Do this: Set down all of the data that follows word for word, without the images.

Supplied records:
┄┄┄┄┄┄┄┄┄┄┄┄┄┄┄┄┄┄┄┄
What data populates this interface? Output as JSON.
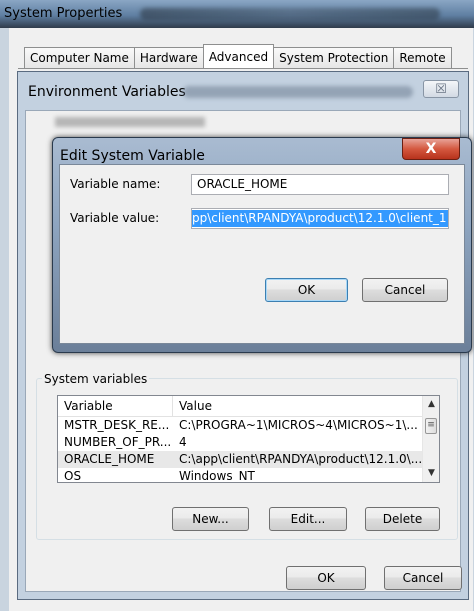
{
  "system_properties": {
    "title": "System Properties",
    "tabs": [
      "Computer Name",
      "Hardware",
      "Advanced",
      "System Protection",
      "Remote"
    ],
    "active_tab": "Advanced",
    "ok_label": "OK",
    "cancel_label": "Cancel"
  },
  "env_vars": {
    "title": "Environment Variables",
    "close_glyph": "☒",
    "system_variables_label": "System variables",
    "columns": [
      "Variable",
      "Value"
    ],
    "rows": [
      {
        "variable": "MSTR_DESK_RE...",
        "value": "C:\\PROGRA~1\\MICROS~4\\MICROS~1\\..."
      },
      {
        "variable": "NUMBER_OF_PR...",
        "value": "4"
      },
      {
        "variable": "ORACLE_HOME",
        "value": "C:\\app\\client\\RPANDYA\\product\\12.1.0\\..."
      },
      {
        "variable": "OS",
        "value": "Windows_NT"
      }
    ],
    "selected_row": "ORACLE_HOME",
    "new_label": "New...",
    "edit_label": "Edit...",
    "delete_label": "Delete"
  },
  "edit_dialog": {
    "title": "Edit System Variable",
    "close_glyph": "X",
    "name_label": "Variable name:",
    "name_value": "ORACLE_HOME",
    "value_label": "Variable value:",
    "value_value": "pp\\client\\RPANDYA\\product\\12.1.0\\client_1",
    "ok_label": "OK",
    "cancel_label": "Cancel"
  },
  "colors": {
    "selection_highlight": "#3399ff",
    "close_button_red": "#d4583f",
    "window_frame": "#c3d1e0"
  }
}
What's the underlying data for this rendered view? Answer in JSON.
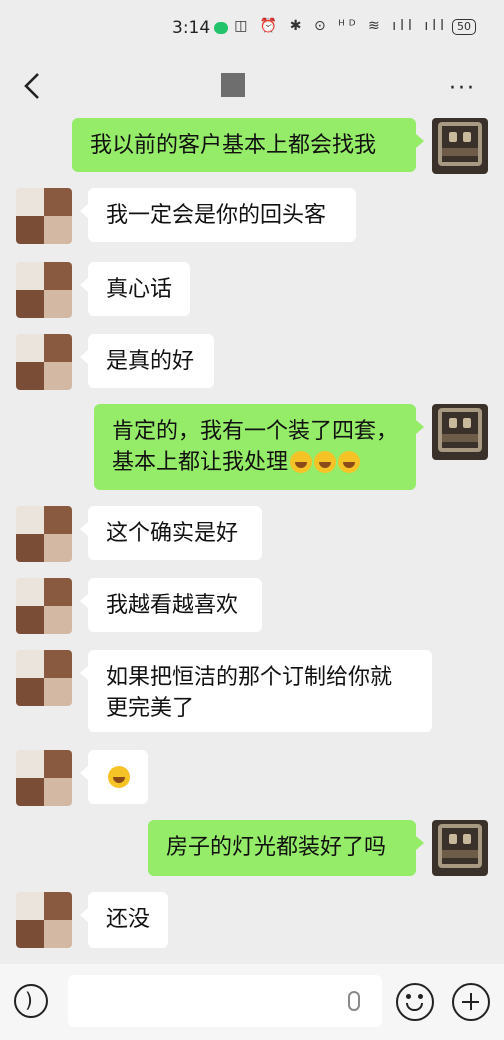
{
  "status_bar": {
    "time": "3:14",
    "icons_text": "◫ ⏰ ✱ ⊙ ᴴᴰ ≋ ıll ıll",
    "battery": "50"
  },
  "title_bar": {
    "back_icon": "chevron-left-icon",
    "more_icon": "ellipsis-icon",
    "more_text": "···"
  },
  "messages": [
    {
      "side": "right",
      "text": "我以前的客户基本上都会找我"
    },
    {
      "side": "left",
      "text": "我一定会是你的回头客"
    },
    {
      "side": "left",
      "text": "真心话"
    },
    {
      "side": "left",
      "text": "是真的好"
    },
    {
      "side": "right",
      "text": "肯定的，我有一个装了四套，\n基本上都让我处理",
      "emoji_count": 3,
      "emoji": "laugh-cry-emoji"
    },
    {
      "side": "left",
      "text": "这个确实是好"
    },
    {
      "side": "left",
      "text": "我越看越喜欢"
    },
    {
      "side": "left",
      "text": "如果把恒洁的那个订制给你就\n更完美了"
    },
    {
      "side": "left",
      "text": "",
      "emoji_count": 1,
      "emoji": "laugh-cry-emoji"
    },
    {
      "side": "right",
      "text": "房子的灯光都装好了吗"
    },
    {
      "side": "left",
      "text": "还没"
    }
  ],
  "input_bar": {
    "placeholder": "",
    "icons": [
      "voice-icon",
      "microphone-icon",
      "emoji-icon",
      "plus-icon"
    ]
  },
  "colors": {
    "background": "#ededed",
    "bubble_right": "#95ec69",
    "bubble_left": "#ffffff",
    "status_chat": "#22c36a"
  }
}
┄┄┄┄┄┄┄┄┄┄┄┄┄┄┄┄┄┄┄┄
Reply:
What data populates this interface? Output as JSON.
{
  "system_properties": {
    "title": "System Properties",
    "tabs": [
      "Computer Name",
      "Hardware",
      "Advanced",
      "System Protection",
      "Remote"
    ],
    "active_tab": "Advanced",
    "ok_label": "OK",
    "cancel_label": "Cancel"
  },
  "env_vars": {
    "title": "Environment Variables",
    "close_glyph": "☒",
    "system_variables_label": "System variables",
    "columns": [
      "Variable",
      "Value"
    ],
    "rows": [
      {
        "variable": "MSTR_DESK_RE...",
        "value": "C:\\PROGRA~1\\MICROS~4\\MICROS~1\\..."
      },
      {
        "variable": "NUMBER_OF_PR...",
        "value": "4"
      },
      {
        "variable": "ORACLE_HOME",
        "value": "C:\\app\\client\\RPANDYA\\product\\12.1.0\\..."
      },
      {
        "variable": "OS",
        "value": "Windows_NT"
      }
    ],
    "selected_row": "ORACLE_HOME",
    "new_label": "New...",
    "edit_label": "Edit...",
    "delete_label": "Delete"
  },
  "edit_dialog": {
    "title": "Edit System Variable",
    "close_glyph": "X",
    "name_label": "Variable name:",
    "name_value": "ORACLE_HOME",
    "value_label": "Variable value:",
    "value_value": "pp\\client\\RPANDYA\\product\\12.1.0\\client_1",
    "ok_label": "OK",
    "cancel_label": "Cancel"
  },
  "colors": {
    "selection_highlight": "#3399ff",
    "close_button_red": "#d4583f",
    "window_frame": "#c3d1e0"
  }
}
What's the underlying data for this rendered view? Answer in JSON.
{
  "status_bar": {
    "time": "3:14",
    "icons_text": "◫ ⏰ ✱ ⊙ ᴴᴰ ≋ ıll ıll",
    "battery": "50"
  },
  "title_bar": {
    "back_icon": "chevron-left-icon",
    "more_icon": "ellipsis-icon",
    "more_text": "···"
  },
  "messages": [
    {
      "side": "right",
      "text": "我以前的客户基本上都会找我"
    },
    {
      "side": "left",
      "text": "我一定会是你的回头客"
    },
    {
      "side": "left",
      "text": "真心话"
    },
    {
      "side": "left",
      "text": "是真的好"
    },
    {
      "side": "right",
      "text": "肯定的，我有一个装了四套，\n基本上都让我处理",
      "emoji_count": 3,
      "emoji": "laugh-cry-emoji"
    },
    {
      "side": "left",
      "text": "这个确实是好"
    },
    {
      "side": "left",
      "text": "我越看越喜欢"
    },
    {
      "side": "left",
      "text": "如果把恒洁的那个订制给你就\n更完美了"
    },
    {
      "side": "left",
      "text": "",
      "emoji_count": 1,
      "emoji": "laugh-cry-emoji"
    },
    {
      "side": "right",
      "text": "房子的灯光都装好了吗"
    },
    {
      "side": "left",
      "text": "还没"
    }
  ],
  "input_bar": {
    "placeholder": "",
    "icons": [
      "voice-icon",
      "microphone-icon",
      "emoji-icon",
      "plus-icon"
    ]
  },
  "colors": {
    "background": "#ededed",
    "bubble_right": "#95ec69",
    "bubble_left": "#ffffff",
    "status_chat": "#22c36a"
  }
}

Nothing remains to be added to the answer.